# [TASK REQUIREMENTS]
Drop the pictures from the entries below, then reproduce the rest exactly.

--- START OF MATERIAL FOR THE TASK ---

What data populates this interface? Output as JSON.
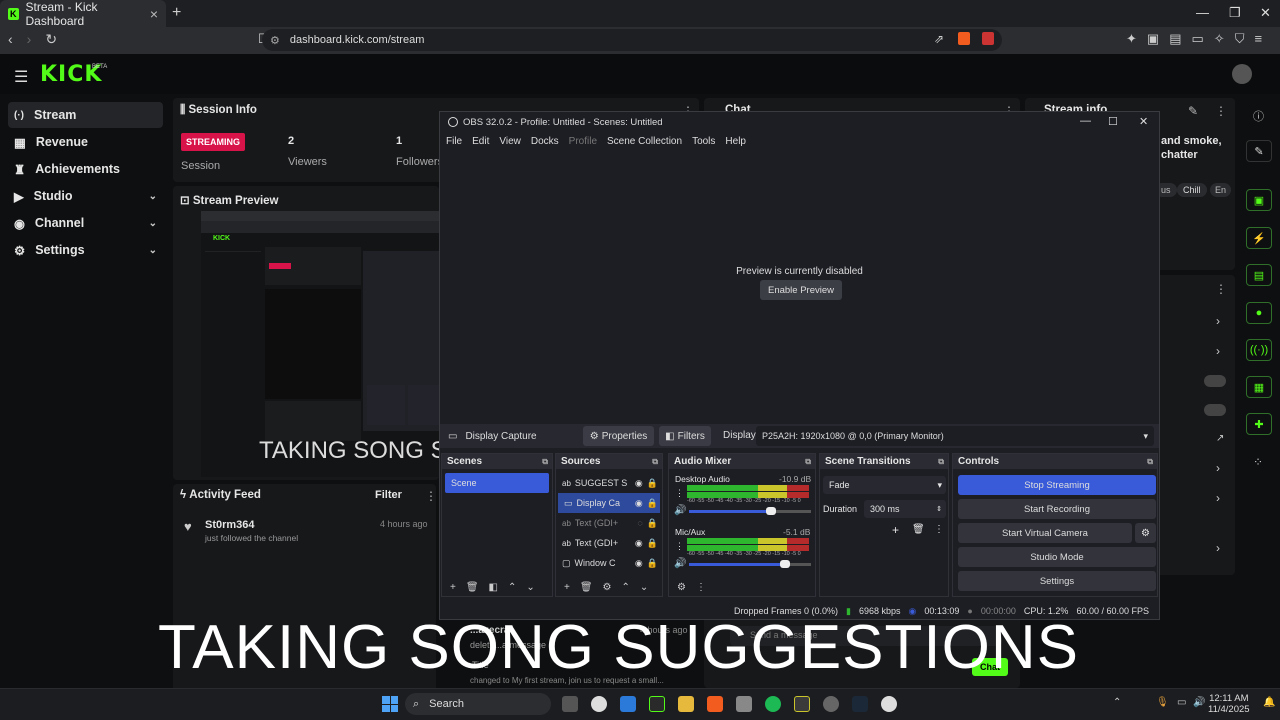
{
  "browser": {
    "tab_title": "Stream - Kick Dashboard",
    "favicon_letter": "K",
    "url": "dashboard.kick.com/stream",
    "new_tab_icon": "plus-icon"
  },
  "header": {
    "logo": "KICK",
    "logo_badge": "BETA"
  },
  "sidebar": {
    "items": [
      {
        "label": "Stream",
        "icon": "stream-icon"
      },
      {
        "label": "Revenue",
        "icon": "revenue-icon"
      },
      {
        "label": "Achievements",
        "icon": "trophy-icon"
      },
      {
        "label": "Studio",
        "icon": "studio-icon"
      },
      {
        "label": "Channel",
        "icon": "channel-icon"
      },
      {
        "label": "Settings",
        "icon": "gear-icon"
      }
    ]
  },
  "session": {
    "title": "Session Info",
    "status": "STREAMING",
    "status_label": "Session",
    "viewers_value": "2",
    "viewers_label": "Viewers",
    "followers_value": "1",
    "followers_label": "Followers"
  },
  "chat": {
    "title": "Chat"
  },
  "stream_info": {
    "title": "Stream info",
    "text1": "and smoke,",
    "text2": "chatter",
    "tags": [
      "us",
      "Chill",
      "En"
    ]
  },
  "preview": {
    "title": "Stream Preview",
    "overlay_text": "TAKING SONG S"
  },
  "activity": {
    "title": "Activity Feed",
    "filter": "Filter",
    "user": "St0rm364",
    "action": "just followed the channel",
    "time": "4 hours ago",
    "user2": "...azecraf",
    "action2": "delete...a message",
    "time2": "4 hours ago",
    "title_label": "Title",
    "change_text": "changed to My first stream, join us to request a small...",
    "chat_placeholder": "Send a message",
    "chat_button": "Chat"
  },
  "obs": {
    "title": "OBS 32.0.2 - Profile: Untitled - Scenes: Untitled",
    "menu": [
      "File",
      "Edit",
      "View",
      "Docks",
      "Profile",
      "Scene Collection",
      "Tools",
      "Help"
    ],
    "preview_disabled": "Preview is currently disabled",
    "enable_preview": "Enable Preview",
    "source_name": "Display Capture",
    "properties": "Properties",
    "filters": "Filters",
    "display_label": "Display",
    "display_value": "P25A2H: 1920x1080 @ 0,0 (Primary Monitor)",
    "scenes_title": "Scenes",
    "scenes": [
      "Scene"
    ],
    "sources_title": "Sources",
    "sources": [
      "SUGGEST S",
      "Display Ca",
      "Text (GDI+",
      "Text (GDI+",
      "Window C"
    ],
    "mixer_title": "Audio Mixer",
    "mixer": [
      {
        "name": "Desktop Audio",
        "db": "-10.9 dB"
      },
      {
        "name": "Mic/Aux",
        "db": "-5.1 dB"
      }
    ],
    "meter_scale": "-60 -55 -50 -45 -40 -35 -30 -25 -20 -15 -10 -5 0",
    "transitions_title": "Scene Transitions",
    "transition": "Fade",
    "duration_label": "Duration",
    "duration_value": "300 ms",
    "controls_title": "Controls",
    "controls": [
      "Stop Streaming",
      "Start Recording",
      "Start Virtual Camera",
      "Studio Mode",
      "Settings"
    ],
    "dropped_frames": "Dropped Frames 0 (0.0%)",
    "bitrate": "6968 kbps",
    "stream_time": "00:13:09",
    "rec_time": "00:00:00",
    "cpu": "CPU: 1.2%",
    "fps": "60.00 / 60.00 FPS"
  },
  "caption": "TAKING SONG SUGGESTIONS",
  "taskbar": {
    "search": "Search",
    "time": "12:11 AM",
    "date": "11/4/2025"
  },
  "colors": {
    "kick_green": "#53fc18",
    "streaming_red": "#d8134a",
    "obs_blue": "#3a5bd9"
  }
}
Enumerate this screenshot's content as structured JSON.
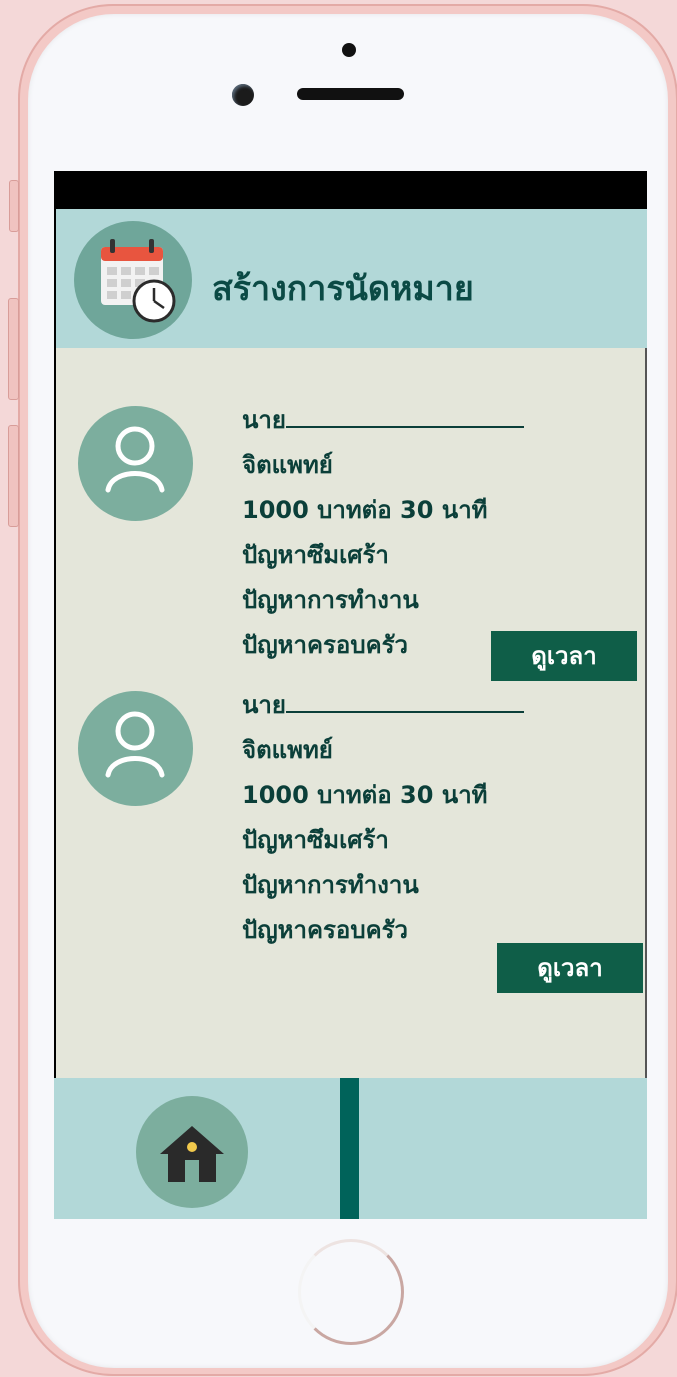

--- END OF MATERIAL FOR THE TASK ---

# [EXERCISE RESULT]
What data populates this interface? Output as JSON.
{
  "browser": {
    "tab_title": "Stream - Kick Dashboard",
    "favicon_letter": "K",
    "url": "dashboard.kick.com/stream",
    "new_tab_icon": "plus-icon"
  },
  "header": {
    "logo": "KICK",
    "logo_badge": "BETA"
  },
  "sidebar": {
    "items": [
      {
        "label": "Stream",
        "icon": "stream-icon"
      },
      {
        "label": "Revenue",
        "icon": "revenue-icon"
      },
      {
        "label": "Achievements",
        "icon": "trophy-icon"
      },
      {
        "label": "Studio",
        "icon": "studio-icon"
      },
      {
        "label": "Channel",
        "icon": "channel-icon"
      },
      {
        "label": "Settings",
        "icon": "gear-icon"
      }
    ]
  },
  "session": {
    "title": "Session Info",
    "status": "STREAMING",
    "status_label": "Session",
    "viewers_value": "2",
    "viewers_label": "Viewers",
    "followers_value": "1",
    "followers_label": "Followers"
  },
  "chat": {
    "title": "Chat"
  },
  "stream_info": {
    "title": "Stream info",
    "text1": "and smoke,",
    "text2": "chatter",
    "tags": [
      "us",
      "Chill",
      "En"
    ]
  },
  "preview": {
    "title": "Stream Preview",
    "overlay_text": "TAKING SONG S"
  },
  "activity": {
    "title": "Activity Feed",
    "filter": "Filter",
    "user": "St0rm364",
    "action": "just followed the channel",
    "time": "4 hours ago",
    "user2": "...azecraf",
    "action2": "delete...a message",
    "time2": "4 hours ago",
    "title_label": "Title",
    "change_text": "changed to My first stream, join us to request a small...",
    "chat_placeholder": "Send a message",
    "chat_button": "Chat"
  },
  "obs": {
    "title": "OBS 32.0.2 - Profile: Untitled - Scenes: Untitled",
    "menu": [
      "File",
      "Edit",
      "View",
      "Docks",
      "Profile",
      "Scene Collection",
      "Tools",
      "Help"
    ],
    "preview_disabled": "Preview is currently disabled",
    "enable_preview": "Enable Preview",
    "source_name": "Display Capture",
    "properties": "Properties",
    "filters": "Filters",
    "display_label": "Display",
    "display_value": "P25A2H: 1920x1080 @ 0,0 (Primary Monitor)",
    "scenes_title": "Scenes",
    "scenes": [
      "Scene"
    ],
    "sources_title": "Sources",
    "sources": [
      "SUGGEST S",
      "Display Ca",
      "Text (GDI+",
      "Text (GDI+",
      "Window C"
    ],
    "mixer_title": "Audio Mixer",
    "mixer": [
      {
        "name": "Desktop Audio",
        "db": "-10.9 dB"
      },
      {
        "name": "Mic/Aux",
        "db": "-5.1 dB"
      }
    ],
    "meter_scale": "-60 -55 -50 -45 -40 -35 -30 -25 -20 -15 -10 -5 0",
    "transitions_title": "Scene Transitions",
    "transition": "Fade",
    "duration_label": "Duration",
    "duration_value": "300 ms",
    "controls_title": "Controls",
    "controls": [
      "Stop Streaming",
      "Start Recording",
      "Start Virtual Camera",
      "Studio Mode",
      "Settings"
    ],
    "dropped_frames": "Dropped Frames 0 (0.0%)",
    "bitrate": "6968 kbps",
    "stream_time": "00:13:09",
    "rec_time": "00:00:00",
    "cpu": "CPU: 1.2%",
    "fps": "60.00 / 60.00 FPS"
  },
  "caption": "TAKING SONG SUGGESTIONS",
  "taskbar": {
    "search": "Search",
    "time": "12:11 AM",
    "date": "11/4/2025"
  },
  "colors": {
    "kick_green": "#53fc18",
    "streaming_red": "#d8134a",
    "obs_blue": "#3a5bd9"
  }
}
Enumerate this screenshot's content as structured JSON.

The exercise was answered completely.